» Task requirements
Identify each line below that contains the word "JSON", and copy it out.

» Material provided
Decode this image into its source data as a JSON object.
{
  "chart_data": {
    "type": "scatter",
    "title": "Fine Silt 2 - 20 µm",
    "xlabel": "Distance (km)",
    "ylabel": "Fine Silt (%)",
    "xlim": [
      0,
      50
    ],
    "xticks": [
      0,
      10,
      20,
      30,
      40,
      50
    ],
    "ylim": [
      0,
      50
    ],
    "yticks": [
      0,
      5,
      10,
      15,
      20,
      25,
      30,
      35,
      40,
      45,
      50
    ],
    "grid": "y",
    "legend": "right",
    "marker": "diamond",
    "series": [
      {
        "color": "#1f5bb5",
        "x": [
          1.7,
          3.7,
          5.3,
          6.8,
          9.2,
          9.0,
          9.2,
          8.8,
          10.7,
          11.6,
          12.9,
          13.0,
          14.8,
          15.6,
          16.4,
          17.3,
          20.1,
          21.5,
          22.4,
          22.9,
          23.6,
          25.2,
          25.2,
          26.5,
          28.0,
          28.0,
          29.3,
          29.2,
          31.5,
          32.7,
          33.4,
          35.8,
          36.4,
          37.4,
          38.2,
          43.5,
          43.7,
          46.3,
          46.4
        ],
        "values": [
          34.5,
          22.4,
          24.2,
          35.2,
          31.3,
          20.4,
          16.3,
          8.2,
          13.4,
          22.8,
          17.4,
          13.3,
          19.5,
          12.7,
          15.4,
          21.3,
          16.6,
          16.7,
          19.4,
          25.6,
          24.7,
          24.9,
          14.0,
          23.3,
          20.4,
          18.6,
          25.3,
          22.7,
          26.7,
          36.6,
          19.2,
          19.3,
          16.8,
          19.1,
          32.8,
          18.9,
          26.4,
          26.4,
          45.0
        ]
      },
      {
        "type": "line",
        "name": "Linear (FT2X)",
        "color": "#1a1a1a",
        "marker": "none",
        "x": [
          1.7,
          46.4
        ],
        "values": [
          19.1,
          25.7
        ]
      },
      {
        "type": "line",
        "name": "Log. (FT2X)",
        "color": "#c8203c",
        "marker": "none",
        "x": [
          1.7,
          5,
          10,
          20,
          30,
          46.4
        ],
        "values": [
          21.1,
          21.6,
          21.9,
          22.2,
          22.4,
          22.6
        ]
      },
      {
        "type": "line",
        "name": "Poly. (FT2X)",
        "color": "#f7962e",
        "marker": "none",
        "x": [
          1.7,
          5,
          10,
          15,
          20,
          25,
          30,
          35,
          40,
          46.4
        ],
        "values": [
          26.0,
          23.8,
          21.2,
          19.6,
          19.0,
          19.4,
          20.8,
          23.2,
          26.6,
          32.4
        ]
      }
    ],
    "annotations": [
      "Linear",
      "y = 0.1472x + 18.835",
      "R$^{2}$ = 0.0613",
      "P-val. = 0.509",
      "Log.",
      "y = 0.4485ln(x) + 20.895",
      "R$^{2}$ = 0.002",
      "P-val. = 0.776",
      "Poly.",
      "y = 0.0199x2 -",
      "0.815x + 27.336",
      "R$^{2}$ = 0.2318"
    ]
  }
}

---

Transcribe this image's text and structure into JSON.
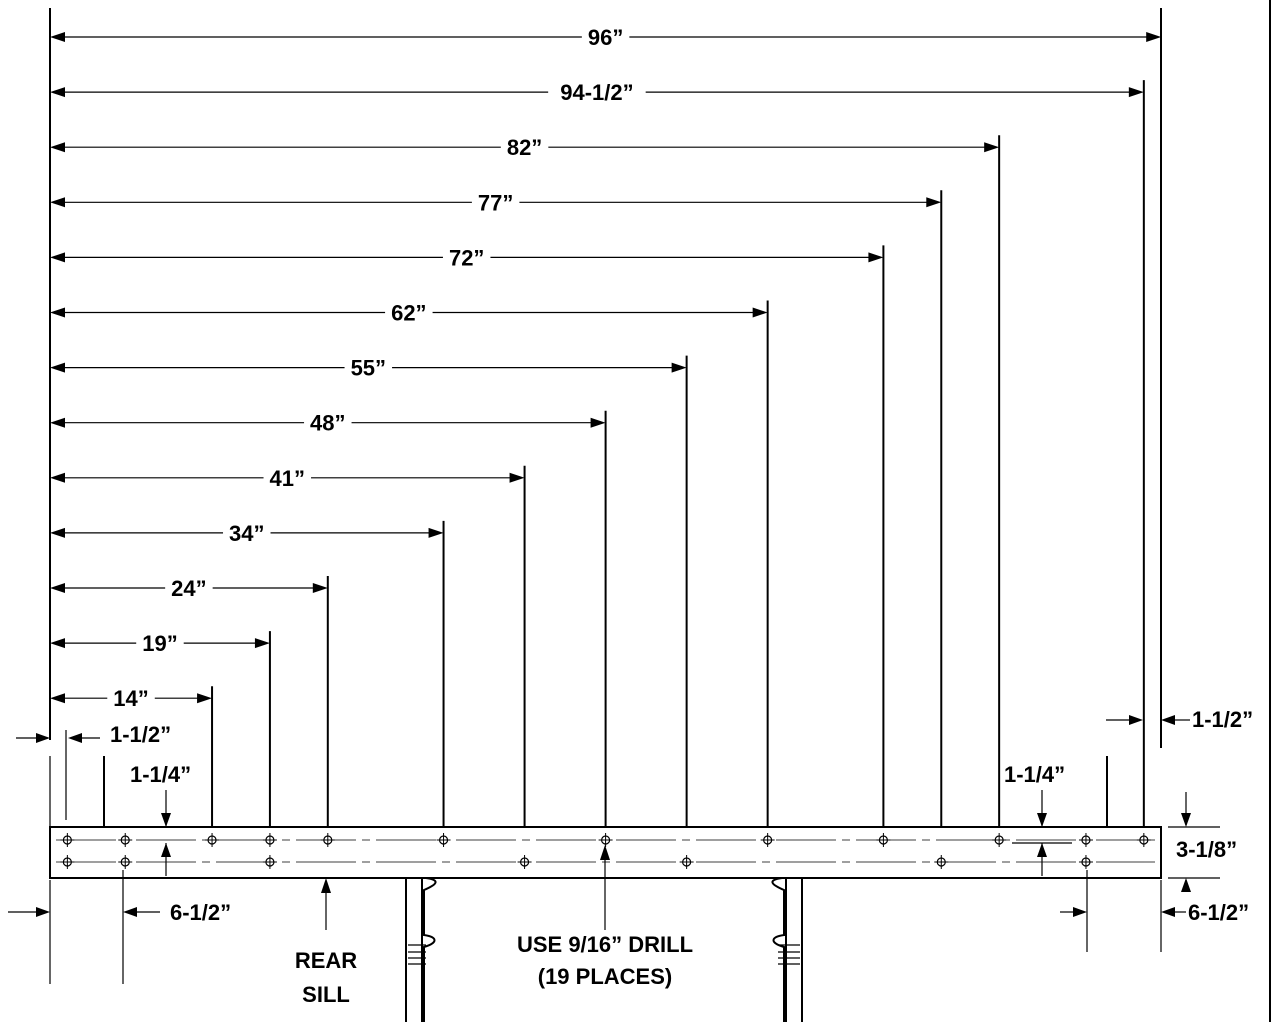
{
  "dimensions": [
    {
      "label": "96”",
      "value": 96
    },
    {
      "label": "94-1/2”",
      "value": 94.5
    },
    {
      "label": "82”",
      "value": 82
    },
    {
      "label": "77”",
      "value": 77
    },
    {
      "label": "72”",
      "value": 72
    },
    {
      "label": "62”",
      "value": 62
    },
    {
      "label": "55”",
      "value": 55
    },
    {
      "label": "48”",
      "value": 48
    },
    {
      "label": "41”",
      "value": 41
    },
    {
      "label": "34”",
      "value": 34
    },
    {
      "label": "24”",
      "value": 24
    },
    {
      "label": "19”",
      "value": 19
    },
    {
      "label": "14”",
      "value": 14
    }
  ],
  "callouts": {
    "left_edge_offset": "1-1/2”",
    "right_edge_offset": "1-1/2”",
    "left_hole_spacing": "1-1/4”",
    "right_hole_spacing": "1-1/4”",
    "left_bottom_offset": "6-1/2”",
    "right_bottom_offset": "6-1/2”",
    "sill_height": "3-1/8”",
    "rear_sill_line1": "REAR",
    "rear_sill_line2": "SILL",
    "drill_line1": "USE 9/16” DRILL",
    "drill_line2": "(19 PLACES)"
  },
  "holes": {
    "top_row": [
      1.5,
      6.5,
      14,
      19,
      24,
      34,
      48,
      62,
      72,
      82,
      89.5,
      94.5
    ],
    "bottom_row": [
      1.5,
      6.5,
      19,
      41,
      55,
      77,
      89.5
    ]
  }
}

» Answer to this exercise
Decode this image into its source data as a JSON object.
Transcribe this image's text and structure into JSON.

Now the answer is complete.